What to work on: Output the full listing below exactly, without the pictures.

------ Dataset records ------

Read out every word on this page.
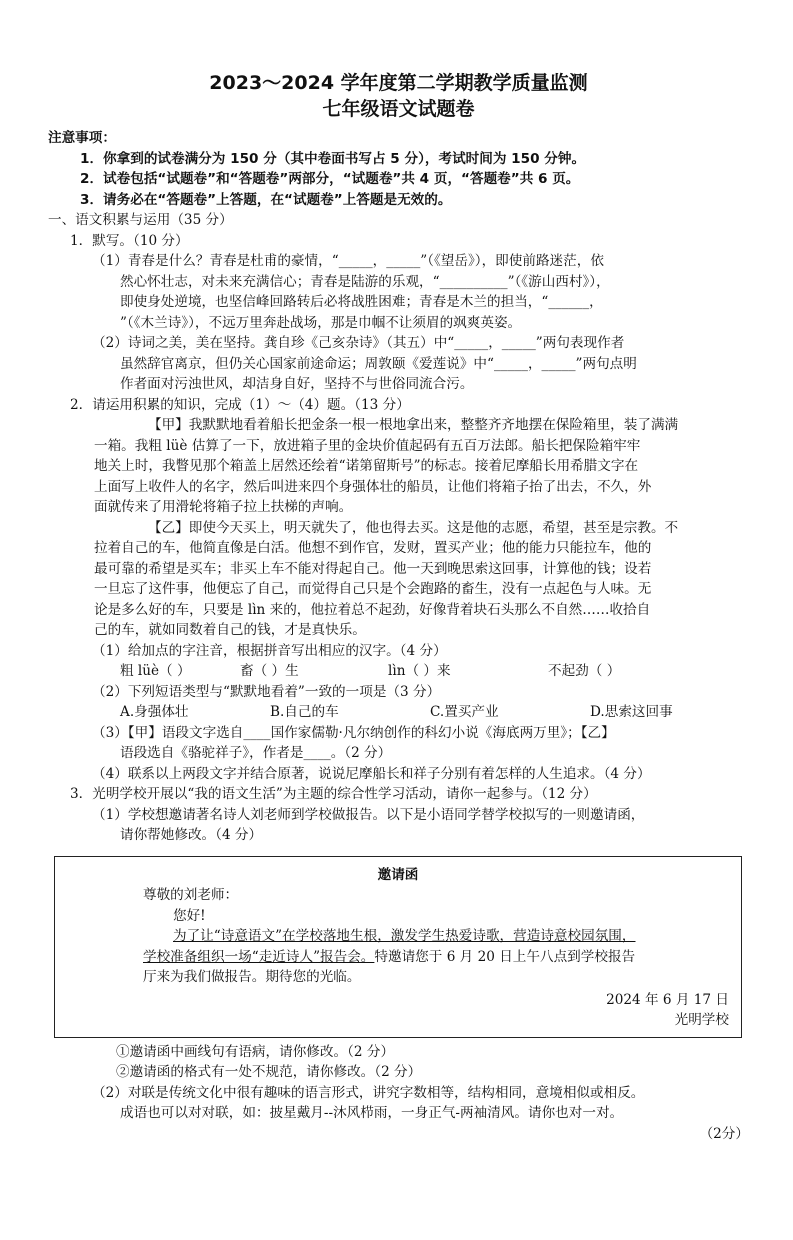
2023～2024 学年度第二学期教学质量监测
七年级语文试题卷
注意事项：
1．你拿到的试卷满分为 150 分（其中卷面书写占 5 分），考试时间为 150 分钟。
2．试卷包括“试题卷”和“答题卷”两部分，“试题卷”共 4 页，“答题卷”共 6 页。
3．请务必在“答题卷”上答题，在“试题卷”上答题是无效的。
一、语文积累与运用（35 分）
1．默写。（10 分）
（1）青春是什么？青春是杜甫的豪情，“_____，_____”（《望岳》），即使前路迷茫，依
然心怀壮志，对未来充满信心；青春是陆游的乐观，“__________”（《游山西村》），
即使身处逆境，也坚信峰回路转后必将战胜困难；青春是木兰的担当，“______，
”（《木兰诗》），不远万里奔赴战场，那是巾帼不让须眉的飒爽英姿。
（2）诗词之美，美在坚持。龚自珍《己亥杂诗》（其五）中“_____，_____”两句表现作者
虽然辞官离京，但仍关心国家前途命运；周敦颐《爱莲说》中“_____，_____”两句点明
作者面对污浊世风，却洁身自好，坚持不与世俗同流合污。
2．请运用积累的知识，完成（1）～（4）题。（13 分）
【甲】我默默地看着船长把金条一根一根地拿出来，整整齐齐地摆在保险箱里，装了满满
一箱。我粗 lüè 估算了一下，放进箱子里的金块价值起码有五百万法郎。船长把保险箱牢牢
地关上时，我瞥见那个箱盖上居然还绘着“诺第留斯号”的标志。接着尼摩船长用希腊文字在
上面写上收件人的名字，然后叫进来四个身强体壮的船员，让他们将箱子抬了出去，不久，外
面就传来了用滑轮将箱子拉上扶梯的声响。
【乙】即使今天买上，明天就失了，他也得去买。这是他的志愿，希望，甚至是宗教。不
拉着自己的车，他简直像是白活。他想不到作官，发财，置买产业；他的能力只能拉车，他的
最可靠的希望是买车；非买上车不能对得起自己。他一天到晚思索这回事，计算他的钱；设若
一旦忘了这件事，他便忘了自己，而觉得自己只是个会跑路的畜生，没有一点起色与人味。无
论是多么好的车，只要是 lìn 来的，他拉着总不起劲，好像背着块石头那么不自然……收拾自
己的车，就如同数着自己的钱，才是真快乐。
（1）给加点的字注音，根据拼音写出相应的汉字。（4 分）
粗 lüè（ ）	畜（ ）生	lìn（ ）来	不起劲（ ）
（2）下列短语类型与“默默地看着”一致的一项是（3 分）
A.身强体壮	B.自己的车	C.置买产业	D.思索这回事
（3）【甲】语段文字选自____国作家儒勒·凡尔纳创作的科幻小说《海底两万里》；【乙】
语段选自《骆驼祥子》，作者是____。（2 分）
（4）联系以上两段文字并结合原著，说说尼摩船长和祥子分别有着怎样的人生追求。（4 分）
3．光明学校开展以“我的语文生活”为主题的综合性学习活动，请你一起参与。（12 分）
（1）学校想邀请著名诗人刘老师到学校做报告。以下是小语同学替学校拟写的一则邀请函，
请你帮她修改。（4 分）
邀请函
尊敬的刘老师：
您好!
为了让“诗意语文”在学校落地生根，激发学生热爱诗歌，营造诗意校园氛围，
学校准备组织一场“走近诗人”报告会。特邀请您于 6 月 20 日上午八点到学校报告
厅来为我们做报告。期待您的光临。
2024 年 6 月 17 日
光明学校
①邀请函中画线句有语病，请你修改。（2 分）
②邀请函的格式有一处不规范，请你修改。（2 分）
（2）对联是传统文化中很有趣味的语言形式，讲究字数相等，结构相同，意境相似或相反。
成语也可以对对联，如：披星戴月--沐风栉雨，一身正气-两袖清风。请你也对一对。
（2分）
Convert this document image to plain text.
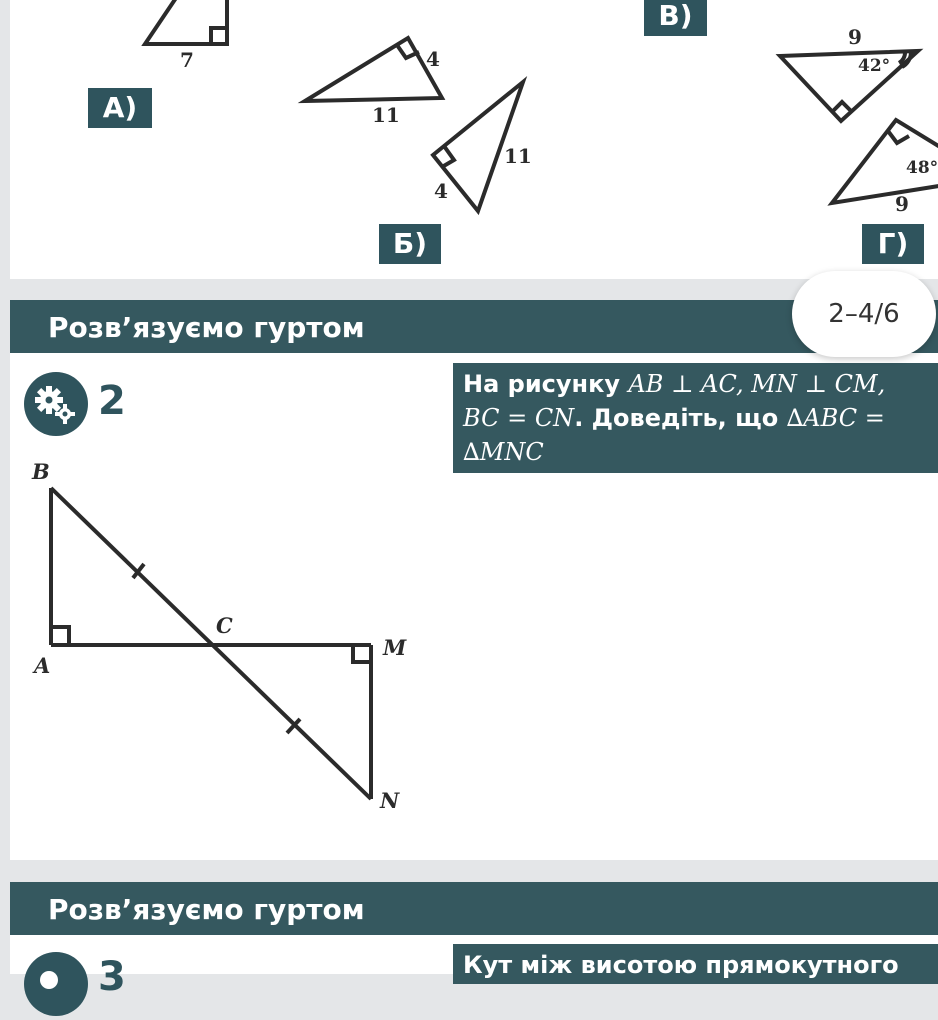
7	4
11
11
4
9
42°
48°
9
А)
Б)
В)
Г)
2–4/6
Розв’язуємо гуртом
2	На рисунку AB ⊥ AC, MN ⊥ CM,
BC = CN. Доведіть, що ∆ABC =
∆MNC
B
C
A
M
N
Розв’язуємо гуртом
3	Кут між висотою прямокутного
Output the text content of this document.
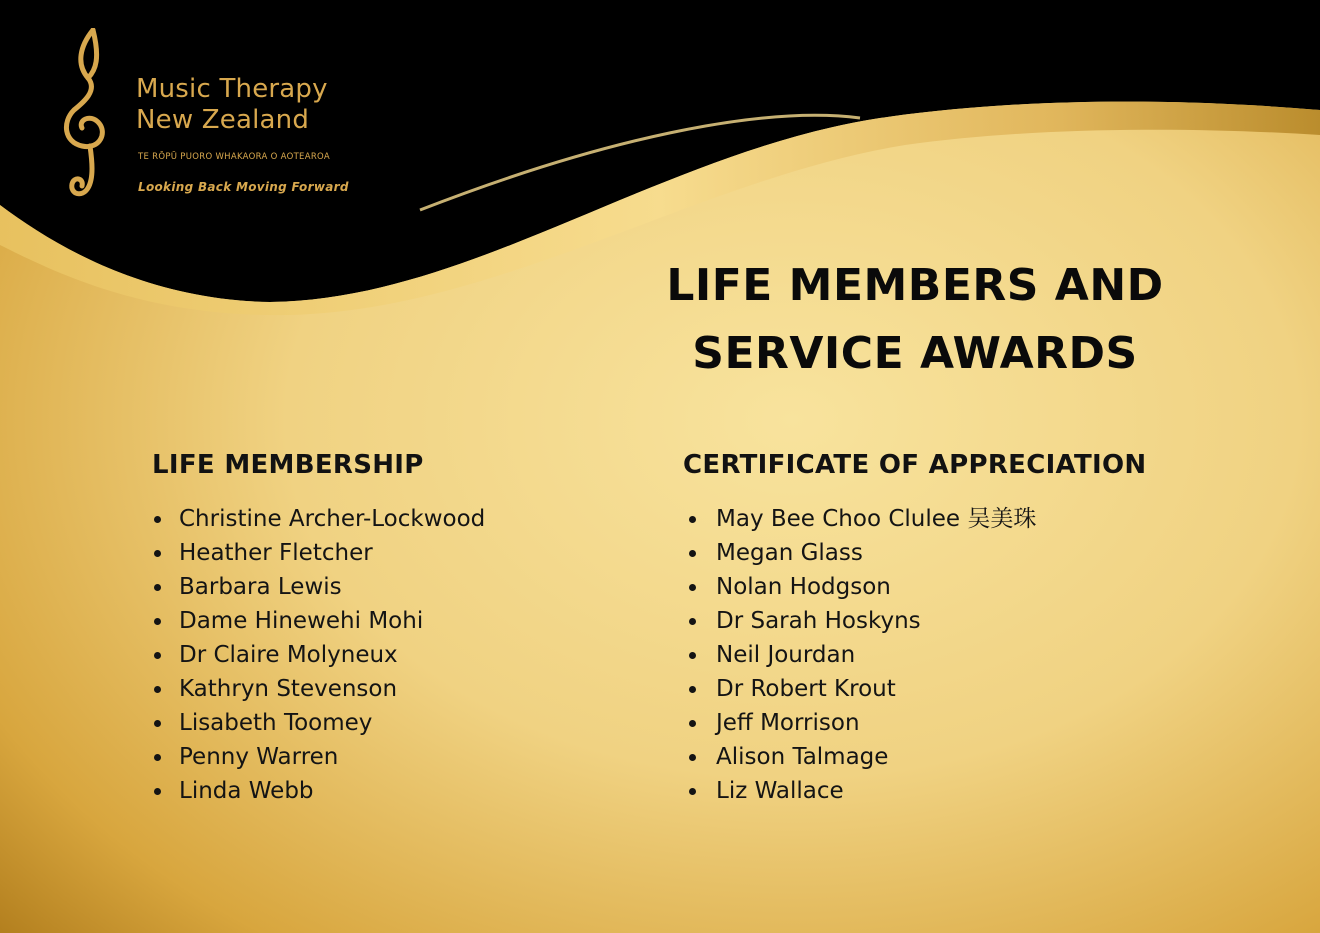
Music Therapy
New Zealand
TE RŌPŪ PUORO WHAKAORA O AOTEAROA
Looking Back Moving Forward
LIFE MEMBERS AND SERVICE AWARDS
LIFE MEMBERSHIP
Christine Archer-Lockwood
Heather Fletcher
Barbara Lewis
Dame Hinewehi Mohi
Dr Claire Molyneux
Kathryn Stevenson
Lisabeth Toomey
Penny Warren
Linda Webb
CERTIFICATE OF APPRECIATION
May Bee Choo Clulee 吴美珠
Megan Glass
Nolan Hodgson
Dr Sarah Hoskyns
Neil Jourdan
Dr Robert Krout
Jeff Morrison
Alison Talmage
Liz Wallace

------

Answer in full:
Read out every word on this page.
2023～2024 学年度第二学期教学质量监测
七年级语文试题卷
注意事项：
1．你拿到的试卷满分为 150 分（其中卷面书写占 5 分），考试时间为 150 分钟。
2．试卷包括“试题卷”和“答题卷”两部分，“试题卷”共 4 页，“答题卷”共 6 页。
3．请务必在“答题卷”上答题，在“试题卷”上答题是无效的。
一、语文积累与运用（35 分）
1．默写。（10 分）
（1）青春是什么？青春是杜甫的豪情，“_____，_____”（《望岳》），即使前路迷茫，依
然心怀壮志，对未来充满信心；青春是陆游的乐观，“__________”（《游山西村》），
即使身处逆境，也坚信峰回路转后必将战胜困难；青春是木兰的担当，“______，
”（《木兰诗》），不远万里奔赴战场，那是巾帼不让须眉的飒爽英姿。
（2）诗词之美，美在坚持。龚自珍《己亥杂诗》（其五）中“_____，_____”两句表现作者
虽然辞官离京，但仍关心国家前途命运；周敦颐《爱莲说》中“_____，_____”两句点明
作者面对污浊世风，却洁身自好，坚持不与世俗同流合污。
2．请运用积累的知识，完成（1）～（4）题。（13 分）
【甲】我默默地看着船长把金条一根一根地拿出来，整整齐齐地摆在保险箱里，装了满满
一箱。我粗 lüè 估算了一下，放进箱子里的金块价值起码有五百万法郎。船长把保险箱牢牢
地关上时，我瞥见那个箱盖上居然还绘着“诺第留斯号”的标志。接着尼摩船长用希腊文字在
上面写上收件人的名字，然后叫进来四个身强体壮的船员，让他们将箱子抬了出去，不久，外
面就传来了用滑轮将箱子拉上扶梯的声响。
【乙】即使今天买上，明天就失了，他也得去买。这是他的志愿，希望，甚至是宗教。不
拉着自己的车，他简直像是白活。他想不到作官，发财，置买产业；他的能力只能拉车，他的
最可靠的希望是买车；非买上车不能对得起自己。他一天到晚思索这回事，计算他的钱；设若
一旦忘了这件事，他便忘了自己，而觉得自己只是个会跑路的畜生，没有一点起色与人味。无
论是多么好的车，只要是 lìn 来的，他拉着总不起劲，好像背着块石头那么不自然……收拾自
己的车，就如同数着自己的钱，才是真快乐。
（1）给加点的字注音，根据拼音写出相应的汉字。（4 分）
粗 lüè（ ）	畜（ ）生	lìn（ ）来	不起劲（ ）
（2）下列短语类型与“默默地看着”一致的一项是（3 分）
A.身强体壮	B.自己的车	C.置买产业	D.思索这回事
（3）【甲】语段文字选自____国作家儒勒·凡尔纳创作的科幻小说《海底两万里》；【乙】
语段选自《骆驼祥子》，作者是____。（2 分）
（4）联系以上两段文字并结合原著，说说尼摩船长和祥子分别有着怎样的人生追求。（4 分）
3．光明学校开展以“我的语文生活”为主题的综合性学习活动，请你一起参与。（12 分）
（1）学校想邀请著名诗人刘老师到学校做报告。以下是小语同学替学校拟写的一则邀请函，
请你帮她修改。（4 分）
邀请函
尊敬的刘老师：
您好!
为了让“诗意语文”在学校落地生根，激发学生热爱诗歌，营造诗意校园氛围，
学校准备组织一场“走近诗人”报告会。特邀请您于 6 月 20 日上午八点到学校报告
厅来为我们做报告。期待您的光临。
2024 年 6 月 17 日
光明学校
①邀请函中画线句有语病，请你修改。（2 分）
②邀请函的格式有一处不规范，请你修改。（2 分）
（2）对联是传统文化中很有趣味的语言形式，讲究字数相等，结构相同，意境相似或相反。
成语也可以对对联，如：披星戴月--沐风栉雨，一身正气-两袖清风。请你也对一对。
（2分）
Convert this document image to plain text.
7	4
11
11
4
9
42°
48°
9
А)
Б)
В)
Г)
2–4/6
Розв’язуємо гуртом
2	На рисунку AB ⊥ AC, MN ⊥ CM,
BC = CN. Доведіть, що ∆ABC =
∆MNC
B
C
A
M
N
Розв’язуємо гуртом
3	Кут між висотою прямокутного
Output the text content of this document.
Music Therapy
New Zealand
TE RŌPŪ PUORO WHAKAORA O AOTEAROA
Looking Back Moving Forward
LIFE MEMBERS AND SERVICE AWARDS
LIFE MEMBERSHIP
Christine Archer-Lockwood
Heather Fletcher
Barbara Lewis
Dame Hinewehi Mohi
Dr Claire Molyneux
Kathryn Stevenson
Lisabeth Toomey
Penny Warren
Linda Webb
CERTIFICATE OF APPRECIATION
May Bee Choo Clulee 吴美珠
Megan Glass
Nolan Hodgson
Dr Sarah Hoskyns
Neil Jourdan
Dr Robert Krout
Jeff Morrison
Alison Talmage
Liz Wallace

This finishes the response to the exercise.